**Complete the following**
a – List every question the moderation essay tells readers to ask themselves while working through a task they hate.
b – Answer these questions from the moderation essay, one per line:
(i) What year does it give as the time when the internet was exploding?
(ii) What was the writer trying to keep the site clean enough to do?
(iii) In what forms does it say opportunities show up?

**Source document**
□ □ □
At first, I flinched. Then I stopped flinching. Eventually, I just got numb.
And it was my life for years.
You don’t really think about it when you’re in it. At the time, I was just trying to keep the site clean enough to run ads and not get banned from the internet entirely. But looking back, I can’t help but wonder: Why didn’t I stop and think, “This could be a business?”
Because it could have been.
It was 2000. The internet was exploding. Moderation was a problem for everyone, not just me. There weren’t any fancy tools back then, no AI, no sophisticated algorithms. Just me and my terrible, terrible task.
If I’d leaned into that problem instead of just enduring it, who knows what might have happened? Maybe I could have built the early version of the tools we now take for granted—the algorithms that automatically filter out copyrighted material, hate speech, and, yes, the occasional rogue cartoon character.
But I didn’t. I just kept moderating, refreshing, clicking. And I wonder how many other people are doing the same thing right now. Stuck in a repetitive, annoying, or downright awful task without realizing the opportunity it’s screaming at them.
The funny thing is, when I talk to people who want to start businesses, they always ask, “Where do the best ideas come from?” And the truth is, they’re usually sitting right in front of you.
Most great businesses don’t start with someone daydreaming about how to change the world. They start with someone gritting their teeth, hating a task, and thinking, Why does this even exist?
The problem is, when you’re in the middle of it, you don’t see the opportunity. You just see the pain. I know I did.
But here’s what I tell people now: the pain is the opportunity. Those repetitive tasks that make you want to scream? Those things you wish you never had to do? They’re the roadmap to something better.
I wish I’d seen that back then. Instead, I just kept clicking.
I look at the tools we have now—AI moderation, automated systems, even the ability to identify copyrighted material or offensive content—and think, This could’ve been me. I had the problem. I had the motivation to solve it. I just didn’t have the foresight to see beyond my immediate frustration.
But that’s the thing about opportunities: they don’t wear neon signs. They show up in the form of inconvenience, annoyance, or even disgust. And you have to be paying attention to notice them.
Next time you’re slogging through a task you hate, stop and ask yourself: Does this have to exist? Could I make it better? Could I turn this into something people would pay for?
It’s not glamorous. It’s not the stuff of inspirational quotes. But it’s how most of the best ideas are born.
□ □ □
**Entries**
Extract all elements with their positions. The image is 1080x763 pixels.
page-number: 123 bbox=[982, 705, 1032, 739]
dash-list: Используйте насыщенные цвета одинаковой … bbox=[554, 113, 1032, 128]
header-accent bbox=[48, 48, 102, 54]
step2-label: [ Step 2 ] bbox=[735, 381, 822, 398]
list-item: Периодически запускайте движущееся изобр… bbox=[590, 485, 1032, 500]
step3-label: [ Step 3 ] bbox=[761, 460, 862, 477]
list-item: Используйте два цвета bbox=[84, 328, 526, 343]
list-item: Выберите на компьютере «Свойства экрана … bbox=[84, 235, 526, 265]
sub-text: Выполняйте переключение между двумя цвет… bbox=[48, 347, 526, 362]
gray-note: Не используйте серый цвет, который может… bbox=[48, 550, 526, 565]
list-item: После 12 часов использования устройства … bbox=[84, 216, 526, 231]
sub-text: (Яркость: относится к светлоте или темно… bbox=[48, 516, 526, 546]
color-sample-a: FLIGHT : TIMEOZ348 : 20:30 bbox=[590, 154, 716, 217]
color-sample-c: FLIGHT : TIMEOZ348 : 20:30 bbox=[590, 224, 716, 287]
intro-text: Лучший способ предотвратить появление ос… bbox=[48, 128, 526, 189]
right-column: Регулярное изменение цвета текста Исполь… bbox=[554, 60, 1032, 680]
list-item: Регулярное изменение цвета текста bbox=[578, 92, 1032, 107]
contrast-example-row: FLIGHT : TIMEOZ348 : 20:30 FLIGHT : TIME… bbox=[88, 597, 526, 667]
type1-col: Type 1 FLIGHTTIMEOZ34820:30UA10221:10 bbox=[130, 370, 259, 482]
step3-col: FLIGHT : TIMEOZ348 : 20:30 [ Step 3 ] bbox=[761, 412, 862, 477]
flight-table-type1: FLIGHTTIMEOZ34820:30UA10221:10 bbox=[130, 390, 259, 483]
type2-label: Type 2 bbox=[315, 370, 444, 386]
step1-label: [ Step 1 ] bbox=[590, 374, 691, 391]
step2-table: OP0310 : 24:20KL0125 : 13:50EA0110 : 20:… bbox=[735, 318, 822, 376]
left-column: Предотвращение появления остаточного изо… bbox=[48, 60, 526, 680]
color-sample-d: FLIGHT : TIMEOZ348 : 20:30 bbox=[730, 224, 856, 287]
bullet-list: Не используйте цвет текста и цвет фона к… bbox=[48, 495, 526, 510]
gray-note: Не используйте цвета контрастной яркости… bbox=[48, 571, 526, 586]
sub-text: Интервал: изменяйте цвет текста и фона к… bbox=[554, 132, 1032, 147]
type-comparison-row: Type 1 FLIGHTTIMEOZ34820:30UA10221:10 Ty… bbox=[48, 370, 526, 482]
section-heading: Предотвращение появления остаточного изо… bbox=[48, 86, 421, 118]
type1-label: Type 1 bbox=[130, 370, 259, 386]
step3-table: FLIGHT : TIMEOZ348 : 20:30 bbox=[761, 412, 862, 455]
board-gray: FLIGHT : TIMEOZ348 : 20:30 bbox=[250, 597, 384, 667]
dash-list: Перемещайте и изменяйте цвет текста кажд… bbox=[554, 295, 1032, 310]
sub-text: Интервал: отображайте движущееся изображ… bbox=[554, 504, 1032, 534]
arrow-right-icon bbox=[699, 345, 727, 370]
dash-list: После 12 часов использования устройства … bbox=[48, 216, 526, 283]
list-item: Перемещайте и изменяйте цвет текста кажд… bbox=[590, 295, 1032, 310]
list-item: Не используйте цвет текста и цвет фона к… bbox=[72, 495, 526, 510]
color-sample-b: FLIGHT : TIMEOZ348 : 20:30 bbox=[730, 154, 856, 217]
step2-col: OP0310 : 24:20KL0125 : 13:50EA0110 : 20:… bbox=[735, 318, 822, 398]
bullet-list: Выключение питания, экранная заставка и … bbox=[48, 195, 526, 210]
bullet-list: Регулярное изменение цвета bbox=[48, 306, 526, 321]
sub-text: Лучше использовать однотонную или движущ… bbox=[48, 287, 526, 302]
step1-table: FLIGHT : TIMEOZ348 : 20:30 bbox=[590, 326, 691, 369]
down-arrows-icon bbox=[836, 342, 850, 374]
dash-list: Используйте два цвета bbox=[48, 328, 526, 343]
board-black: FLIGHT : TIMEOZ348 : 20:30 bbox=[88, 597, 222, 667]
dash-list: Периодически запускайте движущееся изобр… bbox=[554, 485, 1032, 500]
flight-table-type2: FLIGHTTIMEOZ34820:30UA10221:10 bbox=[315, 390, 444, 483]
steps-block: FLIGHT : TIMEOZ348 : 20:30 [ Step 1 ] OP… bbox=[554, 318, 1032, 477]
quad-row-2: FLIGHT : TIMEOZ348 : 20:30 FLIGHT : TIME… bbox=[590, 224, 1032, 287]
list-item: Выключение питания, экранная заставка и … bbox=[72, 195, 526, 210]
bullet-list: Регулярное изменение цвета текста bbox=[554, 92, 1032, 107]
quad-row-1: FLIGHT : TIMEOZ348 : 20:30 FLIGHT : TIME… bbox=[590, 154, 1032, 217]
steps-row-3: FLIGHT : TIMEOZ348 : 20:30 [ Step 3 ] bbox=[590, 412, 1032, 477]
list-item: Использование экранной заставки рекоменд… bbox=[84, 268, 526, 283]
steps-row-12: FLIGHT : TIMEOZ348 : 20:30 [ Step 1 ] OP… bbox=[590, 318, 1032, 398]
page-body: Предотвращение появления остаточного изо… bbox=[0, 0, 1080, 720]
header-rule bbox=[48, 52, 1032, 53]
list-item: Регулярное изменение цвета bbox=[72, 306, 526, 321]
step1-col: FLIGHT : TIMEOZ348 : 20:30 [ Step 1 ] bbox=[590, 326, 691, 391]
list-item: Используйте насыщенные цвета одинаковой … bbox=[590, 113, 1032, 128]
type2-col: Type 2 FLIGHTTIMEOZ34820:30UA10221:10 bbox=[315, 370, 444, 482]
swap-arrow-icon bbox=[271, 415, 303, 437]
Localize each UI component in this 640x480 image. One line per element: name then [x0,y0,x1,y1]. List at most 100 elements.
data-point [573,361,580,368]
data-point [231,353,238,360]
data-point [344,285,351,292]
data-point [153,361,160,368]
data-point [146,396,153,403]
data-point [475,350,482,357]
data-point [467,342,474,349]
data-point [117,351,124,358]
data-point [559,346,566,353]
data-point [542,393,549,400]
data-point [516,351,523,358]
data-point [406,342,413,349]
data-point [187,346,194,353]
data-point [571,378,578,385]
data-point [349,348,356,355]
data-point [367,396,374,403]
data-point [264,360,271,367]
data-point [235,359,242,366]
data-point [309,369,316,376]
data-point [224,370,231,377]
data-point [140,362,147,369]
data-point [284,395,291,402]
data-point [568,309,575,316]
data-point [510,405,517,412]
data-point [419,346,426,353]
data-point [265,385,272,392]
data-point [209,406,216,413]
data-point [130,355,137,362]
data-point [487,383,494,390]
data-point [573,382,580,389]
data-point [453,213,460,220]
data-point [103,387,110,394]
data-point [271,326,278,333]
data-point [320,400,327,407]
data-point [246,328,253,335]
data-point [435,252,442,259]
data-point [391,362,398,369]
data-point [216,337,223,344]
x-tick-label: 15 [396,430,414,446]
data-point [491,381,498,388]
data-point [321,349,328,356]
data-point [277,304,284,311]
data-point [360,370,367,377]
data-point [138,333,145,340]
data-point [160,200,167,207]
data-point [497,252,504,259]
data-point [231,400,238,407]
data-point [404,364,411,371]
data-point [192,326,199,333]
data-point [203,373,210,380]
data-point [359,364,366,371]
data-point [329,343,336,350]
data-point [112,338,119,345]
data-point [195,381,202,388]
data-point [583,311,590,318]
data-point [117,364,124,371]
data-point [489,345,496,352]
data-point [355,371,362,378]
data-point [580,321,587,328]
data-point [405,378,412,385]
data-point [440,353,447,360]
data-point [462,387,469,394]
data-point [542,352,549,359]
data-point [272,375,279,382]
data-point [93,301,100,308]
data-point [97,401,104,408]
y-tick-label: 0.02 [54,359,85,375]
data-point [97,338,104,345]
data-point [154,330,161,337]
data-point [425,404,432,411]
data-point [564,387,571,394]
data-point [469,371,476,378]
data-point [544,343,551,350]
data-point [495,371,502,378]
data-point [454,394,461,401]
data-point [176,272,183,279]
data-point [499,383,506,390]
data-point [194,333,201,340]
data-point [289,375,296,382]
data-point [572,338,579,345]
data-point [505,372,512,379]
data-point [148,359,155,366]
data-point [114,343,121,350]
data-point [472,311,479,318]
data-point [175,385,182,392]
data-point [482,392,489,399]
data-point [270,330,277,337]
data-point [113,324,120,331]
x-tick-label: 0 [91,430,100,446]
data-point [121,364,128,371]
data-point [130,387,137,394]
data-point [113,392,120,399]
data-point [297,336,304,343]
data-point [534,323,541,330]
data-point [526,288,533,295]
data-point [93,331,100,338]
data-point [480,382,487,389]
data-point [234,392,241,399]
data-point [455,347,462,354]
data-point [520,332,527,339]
□ □ □
**Response list**
a –
- Does this have to exist?
- Could I make it better?
- Could I turn this into something people would pay for?

b –
(i) 2000
(ii) Run ads and not get banned from the internet entirely
(iii) Inconvenience, annoyance, or even disgust